* [EXERCISE MATERIALS]
________________________________________
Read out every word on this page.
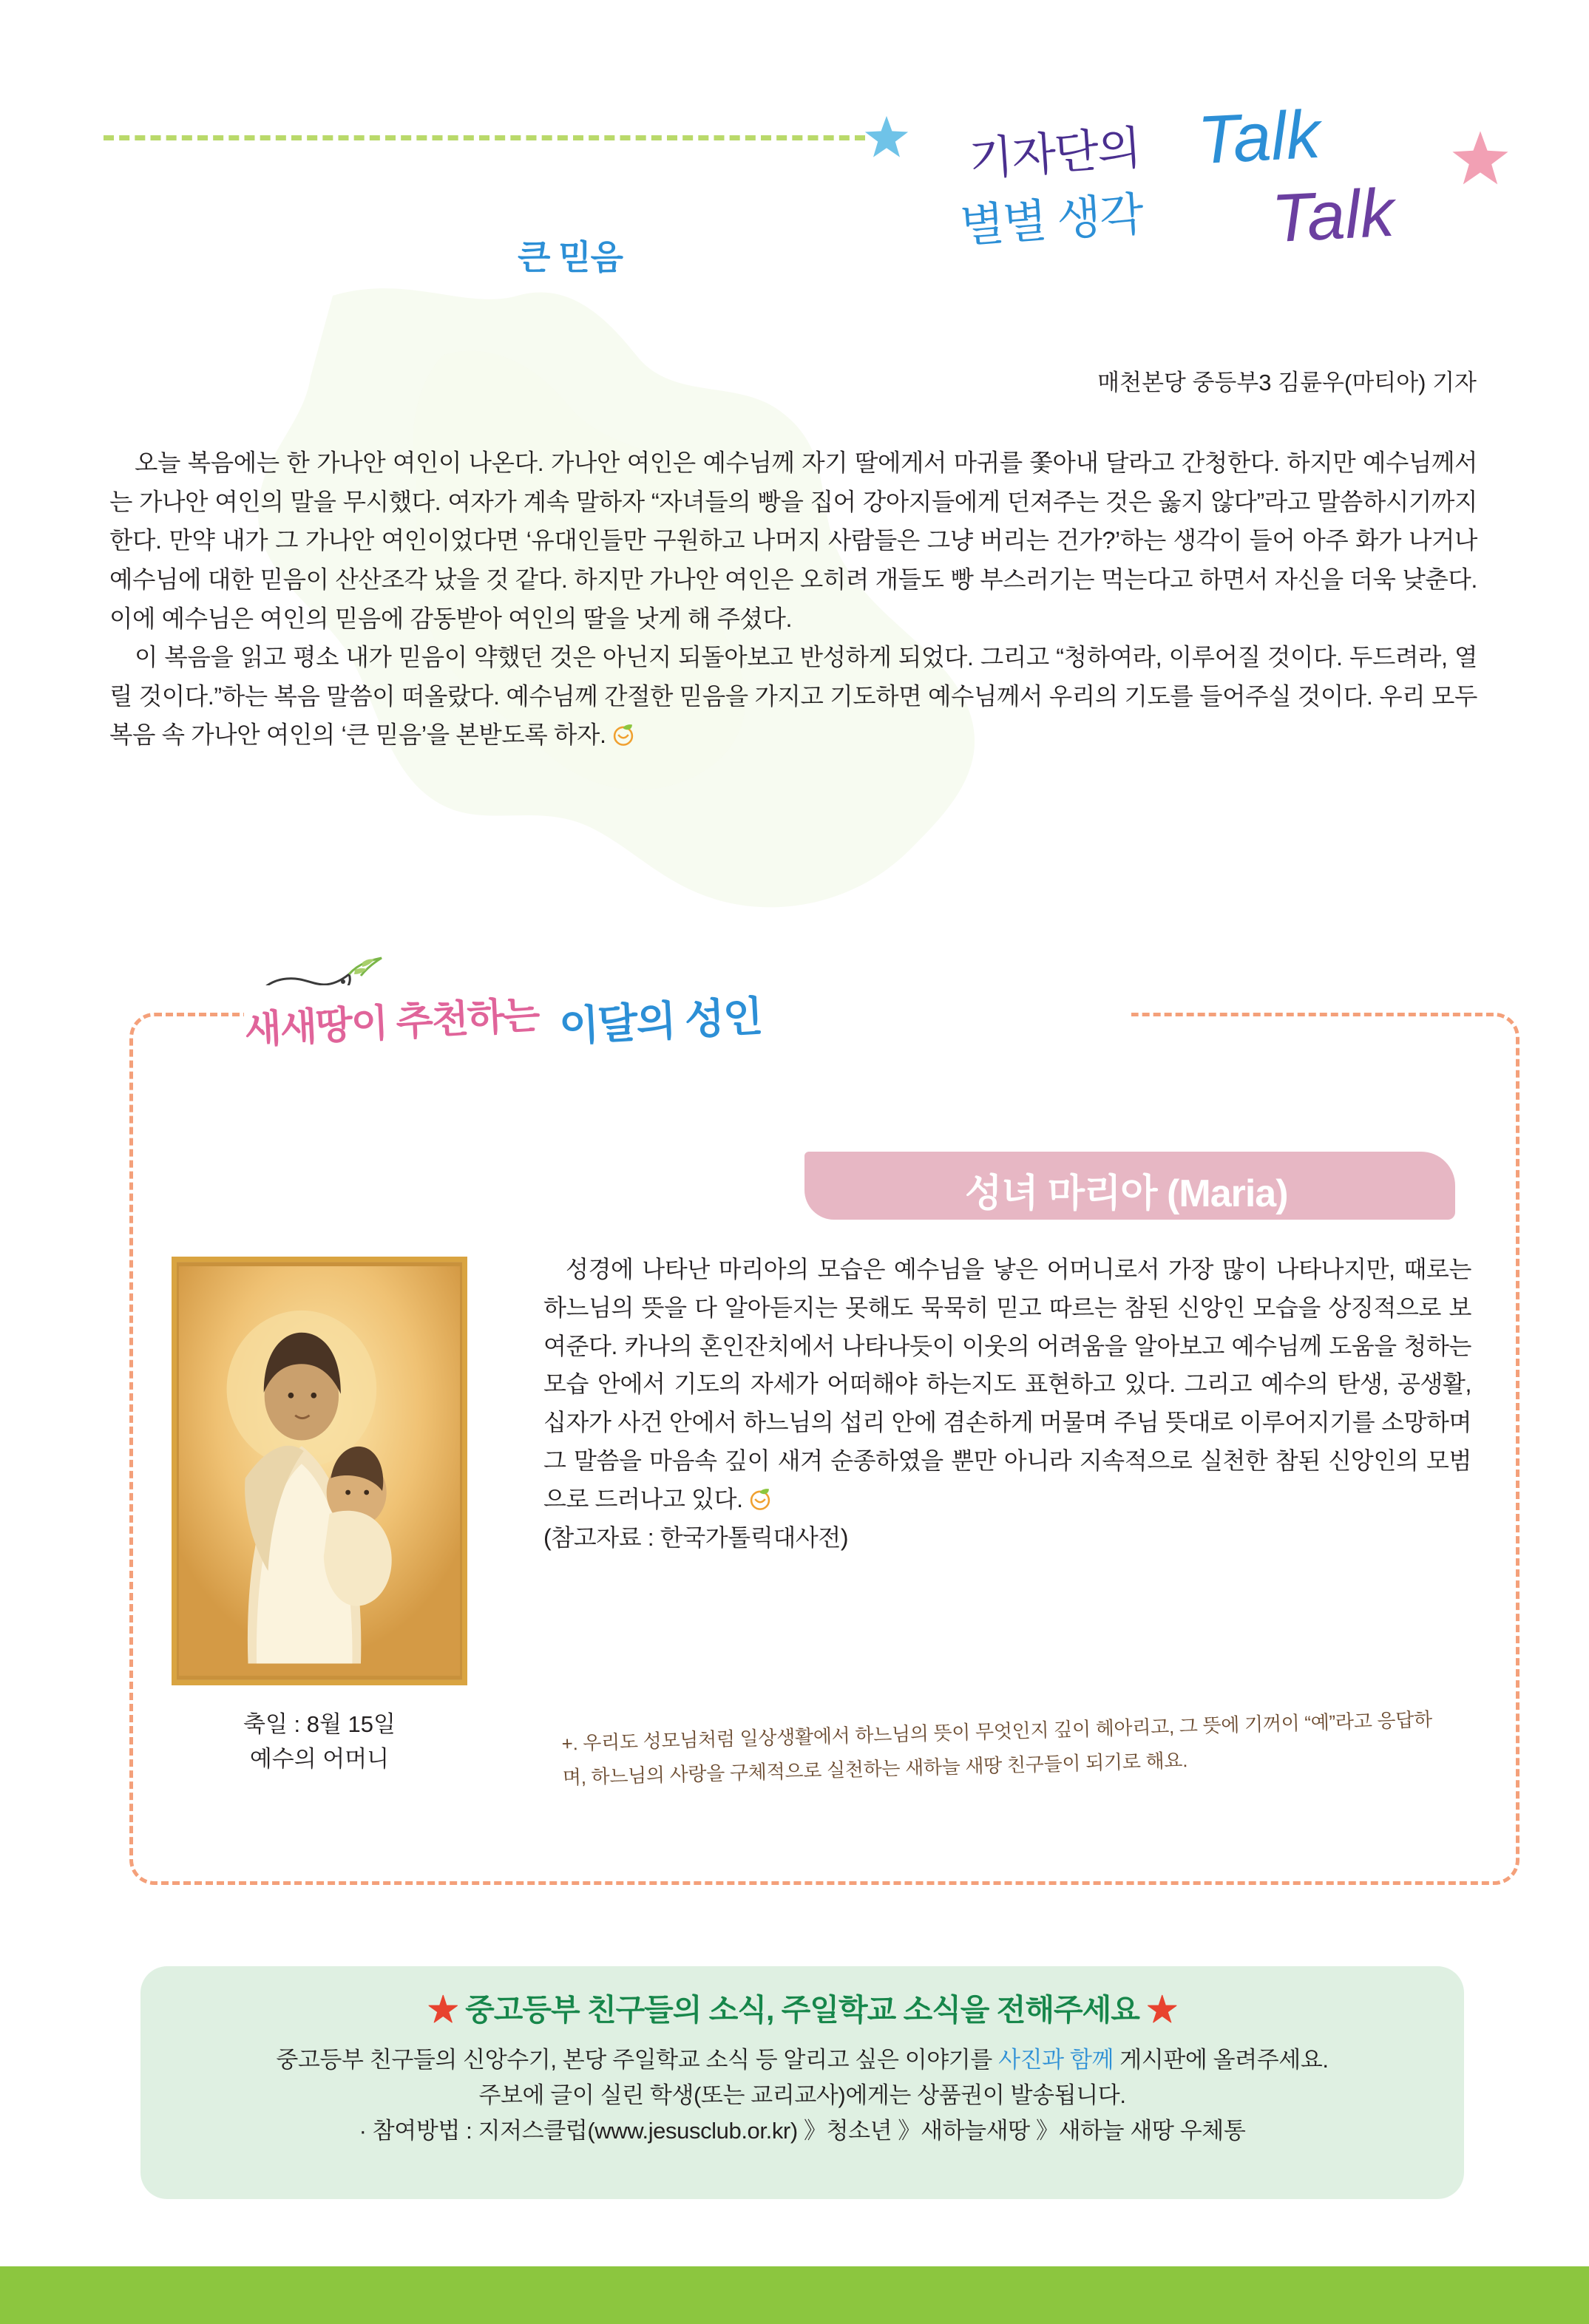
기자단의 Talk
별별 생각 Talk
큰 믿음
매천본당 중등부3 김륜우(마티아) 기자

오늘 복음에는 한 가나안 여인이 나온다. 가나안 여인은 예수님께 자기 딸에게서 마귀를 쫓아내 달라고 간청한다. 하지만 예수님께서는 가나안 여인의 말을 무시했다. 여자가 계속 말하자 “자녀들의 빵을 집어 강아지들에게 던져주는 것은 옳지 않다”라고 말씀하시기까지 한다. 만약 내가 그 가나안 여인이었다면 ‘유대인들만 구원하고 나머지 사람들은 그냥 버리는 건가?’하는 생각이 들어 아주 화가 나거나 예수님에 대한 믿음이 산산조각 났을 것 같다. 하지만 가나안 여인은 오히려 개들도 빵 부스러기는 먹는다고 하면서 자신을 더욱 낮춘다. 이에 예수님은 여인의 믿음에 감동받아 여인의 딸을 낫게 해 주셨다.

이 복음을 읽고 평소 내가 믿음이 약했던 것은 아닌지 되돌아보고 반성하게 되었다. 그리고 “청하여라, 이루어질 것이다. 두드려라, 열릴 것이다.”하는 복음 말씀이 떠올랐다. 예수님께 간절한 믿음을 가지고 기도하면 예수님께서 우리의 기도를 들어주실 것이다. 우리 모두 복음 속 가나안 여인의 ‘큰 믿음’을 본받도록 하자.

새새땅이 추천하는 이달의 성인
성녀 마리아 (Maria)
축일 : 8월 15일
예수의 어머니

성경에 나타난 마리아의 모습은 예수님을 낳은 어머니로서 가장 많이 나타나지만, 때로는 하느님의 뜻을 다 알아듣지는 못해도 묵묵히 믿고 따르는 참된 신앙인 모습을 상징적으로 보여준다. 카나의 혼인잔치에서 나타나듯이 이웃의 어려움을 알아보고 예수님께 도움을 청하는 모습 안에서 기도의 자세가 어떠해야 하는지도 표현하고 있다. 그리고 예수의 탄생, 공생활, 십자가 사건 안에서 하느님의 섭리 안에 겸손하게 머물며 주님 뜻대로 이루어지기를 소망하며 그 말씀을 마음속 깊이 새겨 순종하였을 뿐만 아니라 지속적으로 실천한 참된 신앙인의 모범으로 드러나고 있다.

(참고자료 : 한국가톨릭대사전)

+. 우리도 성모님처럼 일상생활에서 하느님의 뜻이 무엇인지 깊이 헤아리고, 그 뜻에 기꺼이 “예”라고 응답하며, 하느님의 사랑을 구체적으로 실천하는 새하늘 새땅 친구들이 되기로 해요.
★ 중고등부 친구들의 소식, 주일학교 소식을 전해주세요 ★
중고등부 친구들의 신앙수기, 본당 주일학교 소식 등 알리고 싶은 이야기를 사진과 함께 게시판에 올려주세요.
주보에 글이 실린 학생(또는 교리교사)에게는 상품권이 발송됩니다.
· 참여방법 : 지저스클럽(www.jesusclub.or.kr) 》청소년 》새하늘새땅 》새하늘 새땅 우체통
________________________________________
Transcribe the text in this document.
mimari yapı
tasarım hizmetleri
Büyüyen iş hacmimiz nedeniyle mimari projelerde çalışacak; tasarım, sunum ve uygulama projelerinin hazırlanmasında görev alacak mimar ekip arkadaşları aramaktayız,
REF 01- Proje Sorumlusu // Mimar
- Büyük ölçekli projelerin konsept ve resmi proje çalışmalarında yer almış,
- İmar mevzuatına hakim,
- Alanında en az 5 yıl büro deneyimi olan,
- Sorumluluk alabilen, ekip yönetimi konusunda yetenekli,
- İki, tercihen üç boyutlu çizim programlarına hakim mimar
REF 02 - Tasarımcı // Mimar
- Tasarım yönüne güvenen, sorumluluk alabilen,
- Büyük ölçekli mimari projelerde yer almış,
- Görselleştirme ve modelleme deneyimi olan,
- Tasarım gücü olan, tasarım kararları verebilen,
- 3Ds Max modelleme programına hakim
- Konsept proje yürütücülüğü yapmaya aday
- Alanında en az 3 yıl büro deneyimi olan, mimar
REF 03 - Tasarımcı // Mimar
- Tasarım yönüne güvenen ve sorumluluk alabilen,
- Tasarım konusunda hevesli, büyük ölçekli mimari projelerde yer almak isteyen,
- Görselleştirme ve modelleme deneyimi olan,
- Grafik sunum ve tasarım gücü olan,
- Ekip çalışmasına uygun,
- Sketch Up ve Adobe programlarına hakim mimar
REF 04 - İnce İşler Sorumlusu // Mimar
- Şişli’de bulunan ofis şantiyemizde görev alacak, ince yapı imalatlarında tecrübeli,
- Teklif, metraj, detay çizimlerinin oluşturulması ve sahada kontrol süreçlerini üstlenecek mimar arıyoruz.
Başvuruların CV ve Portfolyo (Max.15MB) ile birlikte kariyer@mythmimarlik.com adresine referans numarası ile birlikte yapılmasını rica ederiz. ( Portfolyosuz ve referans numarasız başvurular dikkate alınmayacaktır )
________________________________________
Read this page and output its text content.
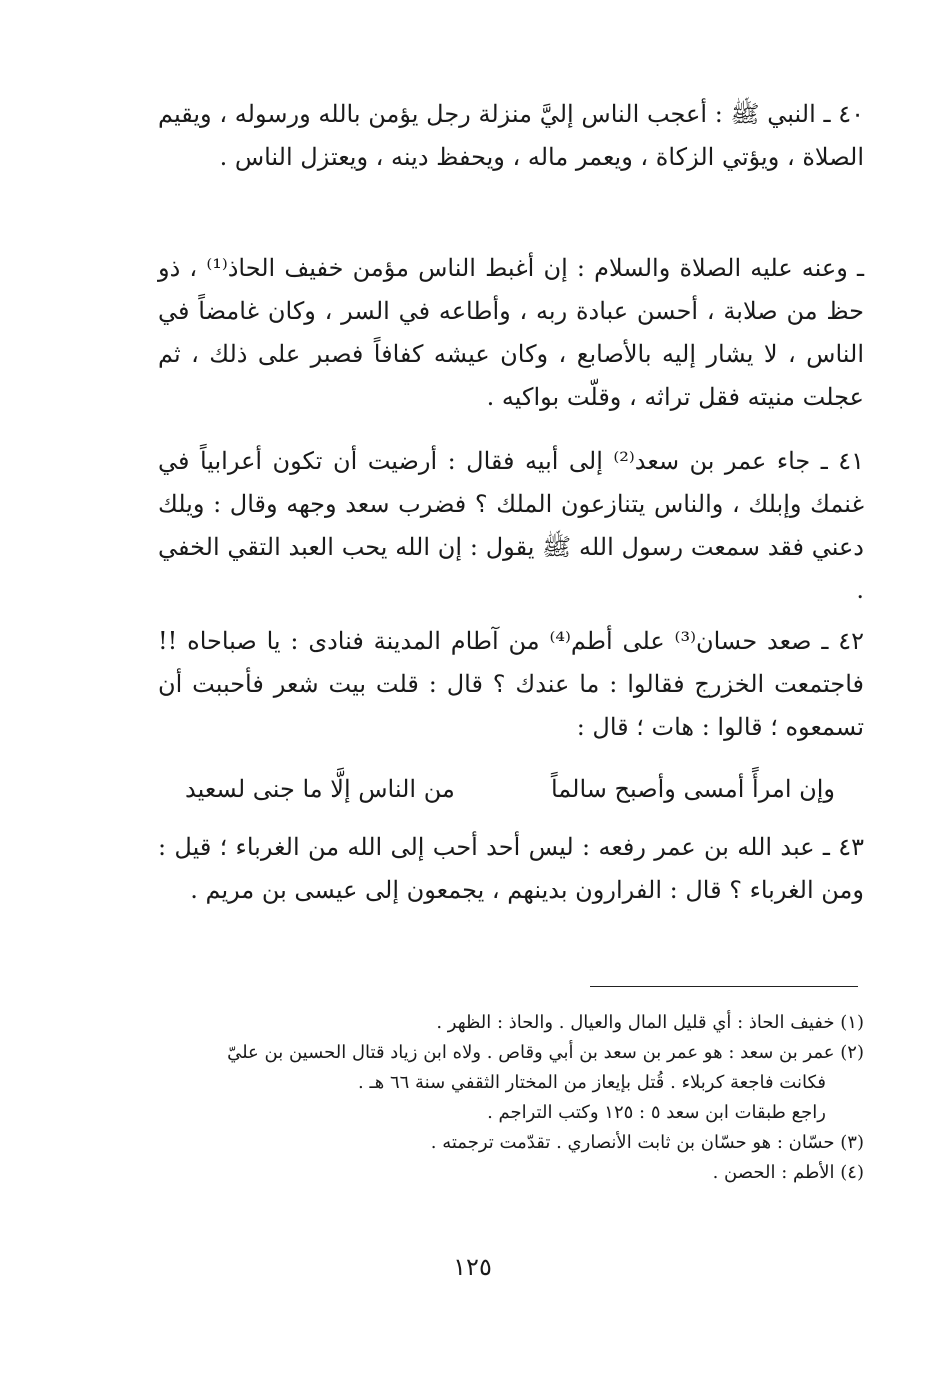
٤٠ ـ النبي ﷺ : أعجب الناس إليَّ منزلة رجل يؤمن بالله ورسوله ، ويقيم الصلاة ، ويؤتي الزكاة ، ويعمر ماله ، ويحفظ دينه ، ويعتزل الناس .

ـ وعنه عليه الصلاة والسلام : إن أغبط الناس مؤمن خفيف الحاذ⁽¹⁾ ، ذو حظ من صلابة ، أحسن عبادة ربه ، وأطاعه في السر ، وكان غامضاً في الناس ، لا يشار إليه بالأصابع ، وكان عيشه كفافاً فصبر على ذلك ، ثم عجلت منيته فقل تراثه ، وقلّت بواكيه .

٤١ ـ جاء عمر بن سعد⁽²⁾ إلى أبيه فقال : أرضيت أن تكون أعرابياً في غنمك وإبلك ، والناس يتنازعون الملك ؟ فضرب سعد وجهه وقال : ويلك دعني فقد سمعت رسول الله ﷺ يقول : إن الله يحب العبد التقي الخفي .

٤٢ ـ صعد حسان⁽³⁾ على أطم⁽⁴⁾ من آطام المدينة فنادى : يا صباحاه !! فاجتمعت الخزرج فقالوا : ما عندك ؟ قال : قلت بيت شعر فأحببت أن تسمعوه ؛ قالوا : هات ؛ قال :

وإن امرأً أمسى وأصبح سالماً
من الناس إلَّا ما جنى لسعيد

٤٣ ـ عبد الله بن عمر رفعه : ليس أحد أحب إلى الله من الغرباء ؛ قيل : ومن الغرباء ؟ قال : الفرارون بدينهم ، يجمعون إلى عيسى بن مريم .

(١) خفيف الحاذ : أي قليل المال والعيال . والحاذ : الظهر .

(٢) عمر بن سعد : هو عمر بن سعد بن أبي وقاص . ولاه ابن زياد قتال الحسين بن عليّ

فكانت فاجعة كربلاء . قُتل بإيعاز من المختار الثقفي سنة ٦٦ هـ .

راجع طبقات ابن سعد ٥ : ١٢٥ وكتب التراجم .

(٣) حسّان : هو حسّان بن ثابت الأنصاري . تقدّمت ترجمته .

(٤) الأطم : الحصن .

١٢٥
________________________________________
* [THE TASK] Which lines above contain the word "sunum"? Copy each of them.

* [RESPONSE]
Büyüyen iş hacmimiz nedeniyle mimari projelerde çalışacak; tasarım, sunum ve uygulama projelerinin hazırlanmasında görev alacak mimar ekip arkadaşları aramaktayız,
- Grafik sunum ve tasarım gücü olan,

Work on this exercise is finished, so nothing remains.